-- START --

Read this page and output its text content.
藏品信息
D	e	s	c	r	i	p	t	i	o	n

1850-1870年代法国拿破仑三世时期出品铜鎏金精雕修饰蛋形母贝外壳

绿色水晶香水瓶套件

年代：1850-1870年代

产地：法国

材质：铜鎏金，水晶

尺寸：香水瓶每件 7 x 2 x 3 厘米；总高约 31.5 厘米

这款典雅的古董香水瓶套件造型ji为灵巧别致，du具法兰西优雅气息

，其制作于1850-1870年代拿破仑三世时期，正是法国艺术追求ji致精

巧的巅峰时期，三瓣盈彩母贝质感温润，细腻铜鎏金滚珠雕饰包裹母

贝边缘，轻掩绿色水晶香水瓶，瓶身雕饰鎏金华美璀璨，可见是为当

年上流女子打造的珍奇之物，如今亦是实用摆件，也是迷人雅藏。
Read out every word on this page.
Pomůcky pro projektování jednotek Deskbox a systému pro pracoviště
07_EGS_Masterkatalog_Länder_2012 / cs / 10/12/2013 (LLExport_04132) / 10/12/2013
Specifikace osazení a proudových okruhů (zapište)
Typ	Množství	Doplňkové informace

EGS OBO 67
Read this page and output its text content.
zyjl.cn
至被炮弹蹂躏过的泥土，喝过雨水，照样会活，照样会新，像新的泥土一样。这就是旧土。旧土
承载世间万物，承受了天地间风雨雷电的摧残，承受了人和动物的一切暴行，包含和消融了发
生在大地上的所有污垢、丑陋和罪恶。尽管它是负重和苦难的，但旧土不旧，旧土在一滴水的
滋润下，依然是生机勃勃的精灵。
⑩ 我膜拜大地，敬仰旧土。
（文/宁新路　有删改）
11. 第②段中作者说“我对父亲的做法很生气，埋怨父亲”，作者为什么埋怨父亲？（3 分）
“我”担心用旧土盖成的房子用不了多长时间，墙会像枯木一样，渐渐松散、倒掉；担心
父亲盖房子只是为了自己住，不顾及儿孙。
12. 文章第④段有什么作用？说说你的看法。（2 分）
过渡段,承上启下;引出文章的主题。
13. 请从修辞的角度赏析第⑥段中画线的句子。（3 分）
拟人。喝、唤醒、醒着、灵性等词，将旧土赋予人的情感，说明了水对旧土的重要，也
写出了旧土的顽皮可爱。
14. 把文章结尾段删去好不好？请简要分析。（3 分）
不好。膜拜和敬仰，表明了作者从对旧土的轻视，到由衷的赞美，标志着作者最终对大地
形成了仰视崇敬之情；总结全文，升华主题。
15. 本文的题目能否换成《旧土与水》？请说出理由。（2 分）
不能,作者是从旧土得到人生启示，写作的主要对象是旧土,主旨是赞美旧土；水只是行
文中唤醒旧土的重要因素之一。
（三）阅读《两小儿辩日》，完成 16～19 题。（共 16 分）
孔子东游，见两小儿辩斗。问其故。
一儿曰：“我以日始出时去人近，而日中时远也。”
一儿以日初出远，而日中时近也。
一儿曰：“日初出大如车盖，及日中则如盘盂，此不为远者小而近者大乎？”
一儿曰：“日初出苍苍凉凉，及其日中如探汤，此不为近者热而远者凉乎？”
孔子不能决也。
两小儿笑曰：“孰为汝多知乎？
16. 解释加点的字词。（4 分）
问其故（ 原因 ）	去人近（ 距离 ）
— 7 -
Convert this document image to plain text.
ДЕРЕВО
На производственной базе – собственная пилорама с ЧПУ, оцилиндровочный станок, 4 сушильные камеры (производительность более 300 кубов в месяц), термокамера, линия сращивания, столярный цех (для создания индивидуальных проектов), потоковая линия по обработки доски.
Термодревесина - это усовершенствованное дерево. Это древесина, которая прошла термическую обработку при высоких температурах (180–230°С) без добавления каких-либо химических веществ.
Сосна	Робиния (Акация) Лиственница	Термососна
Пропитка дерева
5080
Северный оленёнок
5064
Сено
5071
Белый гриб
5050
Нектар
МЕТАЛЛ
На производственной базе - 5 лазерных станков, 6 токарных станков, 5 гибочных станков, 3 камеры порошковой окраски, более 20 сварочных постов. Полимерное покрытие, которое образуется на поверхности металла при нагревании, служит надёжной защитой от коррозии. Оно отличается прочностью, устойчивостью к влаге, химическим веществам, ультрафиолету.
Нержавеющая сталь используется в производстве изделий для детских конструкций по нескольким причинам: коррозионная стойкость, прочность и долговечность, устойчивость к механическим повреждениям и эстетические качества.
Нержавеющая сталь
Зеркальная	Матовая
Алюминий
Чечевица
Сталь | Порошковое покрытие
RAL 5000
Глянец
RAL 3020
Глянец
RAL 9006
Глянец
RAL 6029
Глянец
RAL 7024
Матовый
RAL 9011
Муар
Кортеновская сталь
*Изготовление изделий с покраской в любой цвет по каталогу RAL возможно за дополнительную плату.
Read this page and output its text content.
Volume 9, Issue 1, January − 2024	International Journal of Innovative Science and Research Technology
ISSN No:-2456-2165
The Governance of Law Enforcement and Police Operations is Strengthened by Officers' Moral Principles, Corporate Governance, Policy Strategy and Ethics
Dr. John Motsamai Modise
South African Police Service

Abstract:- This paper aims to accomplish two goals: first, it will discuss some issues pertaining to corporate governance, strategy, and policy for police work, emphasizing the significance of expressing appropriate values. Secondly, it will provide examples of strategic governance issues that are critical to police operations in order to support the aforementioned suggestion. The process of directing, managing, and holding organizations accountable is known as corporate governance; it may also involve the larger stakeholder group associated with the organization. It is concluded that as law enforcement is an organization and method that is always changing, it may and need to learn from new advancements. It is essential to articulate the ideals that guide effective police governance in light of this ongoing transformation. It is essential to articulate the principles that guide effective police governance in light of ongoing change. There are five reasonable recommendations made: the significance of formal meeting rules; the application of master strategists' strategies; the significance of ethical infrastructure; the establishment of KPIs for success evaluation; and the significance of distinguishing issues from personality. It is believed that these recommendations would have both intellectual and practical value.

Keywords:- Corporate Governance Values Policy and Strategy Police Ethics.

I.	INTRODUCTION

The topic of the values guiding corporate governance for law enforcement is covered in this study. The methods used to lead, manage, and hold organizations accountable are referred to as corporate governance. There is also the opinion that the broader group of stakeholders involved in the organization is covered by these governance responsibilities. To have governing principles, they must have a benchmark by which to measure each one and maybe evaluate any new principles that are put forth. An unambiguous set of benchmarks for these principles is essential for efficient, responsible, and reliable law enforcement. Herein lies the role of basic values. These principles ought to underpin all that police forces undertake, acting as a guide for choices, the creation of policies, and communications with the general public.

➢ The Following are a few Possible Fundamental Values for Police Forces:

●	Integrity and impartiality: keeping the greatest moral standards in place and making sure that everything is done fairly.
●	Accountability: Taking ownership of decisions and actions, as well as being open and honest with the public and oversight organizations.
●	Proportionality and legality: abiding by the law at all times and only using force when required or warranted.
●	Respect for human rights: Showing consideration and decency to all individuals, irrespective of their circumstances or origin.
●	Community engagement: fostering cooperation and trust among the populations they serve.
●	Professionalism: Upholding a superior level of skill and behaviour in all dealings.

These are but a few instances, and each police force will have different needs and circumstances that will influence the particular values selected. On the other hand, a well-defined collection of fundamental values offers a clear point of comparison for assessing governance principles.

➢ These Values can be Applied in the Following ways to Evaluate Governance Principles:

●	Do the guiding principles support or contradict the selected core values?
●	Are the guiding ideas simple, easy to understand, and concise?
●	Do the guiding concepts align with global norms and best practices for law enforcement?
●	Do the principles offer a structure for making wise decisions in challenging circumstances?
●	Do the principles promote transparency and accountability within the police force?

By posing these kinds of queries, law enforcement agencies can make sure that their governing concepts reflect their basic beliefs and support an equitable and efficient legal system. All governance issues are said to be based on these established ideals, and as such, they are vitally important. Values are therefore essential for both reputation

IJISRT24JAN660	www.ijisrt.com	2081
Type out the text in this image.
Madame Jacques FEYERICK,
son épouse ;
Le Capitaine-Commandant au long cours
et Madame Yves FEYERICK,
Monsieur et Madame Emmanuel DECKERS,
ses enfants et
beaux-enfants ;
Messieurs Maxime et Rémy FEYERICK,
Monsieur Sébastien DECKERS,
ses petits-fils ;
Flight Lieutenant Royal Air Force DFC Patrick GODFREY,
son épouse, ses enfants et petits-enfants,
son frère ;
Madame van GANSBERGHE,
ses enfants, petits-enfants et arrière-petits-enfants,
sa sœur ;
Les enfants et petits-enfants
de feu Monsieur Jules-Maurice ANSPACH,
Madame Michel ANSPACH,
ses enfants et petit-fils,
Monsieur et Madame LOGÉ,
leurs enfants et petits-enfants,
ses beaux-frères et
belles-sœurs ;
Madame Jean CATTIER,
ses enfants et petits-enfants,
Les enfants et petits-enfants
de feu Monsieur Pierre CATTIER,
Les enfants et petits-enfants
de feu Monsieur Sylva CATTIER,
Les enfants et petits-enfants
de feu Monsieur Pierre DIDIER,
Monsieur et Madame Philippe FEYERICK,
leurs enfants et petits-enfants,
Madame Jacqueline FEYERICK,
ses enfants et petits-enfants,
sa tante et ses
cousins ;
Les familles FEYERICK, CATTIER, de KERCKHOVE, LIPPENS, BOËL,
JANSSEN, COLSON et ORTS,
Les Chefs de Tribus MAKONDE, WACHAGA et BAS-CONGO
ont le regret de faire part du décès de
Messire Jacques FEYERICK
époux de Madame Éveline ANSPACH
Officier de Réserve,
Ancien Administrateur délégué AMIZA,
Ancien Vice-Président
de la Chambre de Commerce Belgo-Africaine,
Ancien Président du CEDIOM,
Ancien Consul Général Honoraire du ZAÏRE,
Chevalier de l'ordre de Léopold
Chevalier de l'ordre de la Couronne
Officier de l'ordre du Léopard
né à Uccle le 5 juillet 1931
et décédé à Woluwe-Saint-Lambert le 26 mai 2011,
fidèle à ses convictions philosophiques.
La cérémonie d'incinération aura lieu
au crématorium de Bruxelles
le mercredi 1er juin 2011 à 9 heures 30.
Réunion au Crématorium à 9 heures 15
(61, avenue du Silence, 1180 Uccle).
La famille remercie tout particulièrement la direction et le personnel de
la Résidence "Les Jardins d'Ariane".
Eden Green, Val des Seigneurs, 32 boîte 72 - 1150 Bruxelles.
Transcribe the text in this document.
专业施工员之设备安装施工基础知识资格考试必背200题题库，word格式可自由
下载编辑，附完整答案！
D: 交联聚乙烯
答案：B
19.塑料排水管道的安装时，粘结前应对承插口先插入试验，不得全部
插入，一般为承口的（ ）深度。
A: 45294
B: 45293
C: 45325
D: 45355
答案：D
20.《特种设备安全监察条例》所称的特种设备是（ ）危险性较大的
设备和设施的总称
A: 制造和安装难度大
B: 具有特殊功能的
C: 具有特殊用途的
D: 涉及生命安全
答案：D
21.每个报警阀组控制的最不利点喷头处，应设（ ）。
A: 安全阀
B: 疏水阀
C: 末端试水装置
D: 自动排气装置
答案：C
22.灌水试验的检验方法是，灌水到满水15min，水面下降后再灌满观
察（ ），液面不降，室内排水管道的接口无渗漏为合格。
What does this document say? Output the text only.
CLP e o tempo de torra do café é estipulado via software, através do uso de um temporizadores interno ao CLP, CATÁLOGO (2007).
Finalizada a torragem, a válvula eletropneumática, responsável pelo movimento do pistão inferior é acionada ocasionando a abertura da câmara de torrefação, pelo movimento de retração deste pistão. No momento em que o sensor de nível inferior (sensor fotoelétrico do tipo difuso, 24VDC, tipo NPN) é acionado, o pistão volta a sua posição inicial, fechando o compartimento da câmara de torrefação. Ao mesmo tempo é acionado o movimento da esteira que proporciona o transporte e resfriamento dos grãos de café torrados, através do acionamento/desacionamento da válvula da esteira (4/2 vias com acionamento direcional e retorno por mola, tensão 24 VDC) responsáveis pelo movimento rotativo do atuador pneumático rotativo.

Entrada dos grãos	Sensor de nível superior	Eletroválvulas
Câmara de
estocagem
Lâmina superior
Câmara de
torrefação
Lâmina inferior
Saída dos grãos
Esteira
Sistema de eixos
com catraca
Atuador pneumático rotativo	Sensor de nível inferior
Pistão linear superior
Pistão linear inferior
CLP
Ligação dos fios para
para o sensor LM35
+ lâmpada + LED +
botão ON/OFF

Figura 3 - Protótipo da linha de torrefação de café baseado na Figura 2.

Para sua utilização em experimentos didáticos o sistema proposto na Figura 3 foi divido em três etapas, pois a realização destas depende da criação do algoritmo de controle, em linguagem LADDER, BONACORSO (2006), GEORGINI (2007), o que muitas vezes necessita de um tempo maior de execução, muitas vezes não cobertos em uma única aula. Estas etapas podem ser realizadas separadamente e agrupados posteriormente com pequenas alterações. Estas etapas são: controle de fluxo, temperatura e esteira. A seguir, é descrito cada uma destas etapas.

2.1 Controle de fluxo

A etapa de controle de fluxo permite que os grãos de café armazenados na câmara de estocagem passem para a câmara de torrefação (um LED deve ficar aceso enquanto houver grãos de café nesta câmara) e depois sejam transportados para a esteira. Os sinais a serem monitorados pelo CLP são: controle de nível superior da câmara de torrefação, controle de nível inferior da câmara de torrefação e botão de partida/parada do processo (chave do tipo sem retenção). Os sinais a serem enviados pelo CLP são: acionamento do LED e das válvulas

-- END --

What to work on: Locate each line with the word "FEYERICK" and copy it.

Full answer:
Madame Jacques FEYERICK,
et Madame Yves FEYERICK,
Messieurs Maxime et Rémy FEYERICK,
Monsieur et Madame Philippe FEYERICK,
Madame Jacqueline FEYERICK,
Les familles FEYERICK, CATTIER, de KERCKHOVE, LIPPENS, BOËL,
Messire Jacques FEYERICK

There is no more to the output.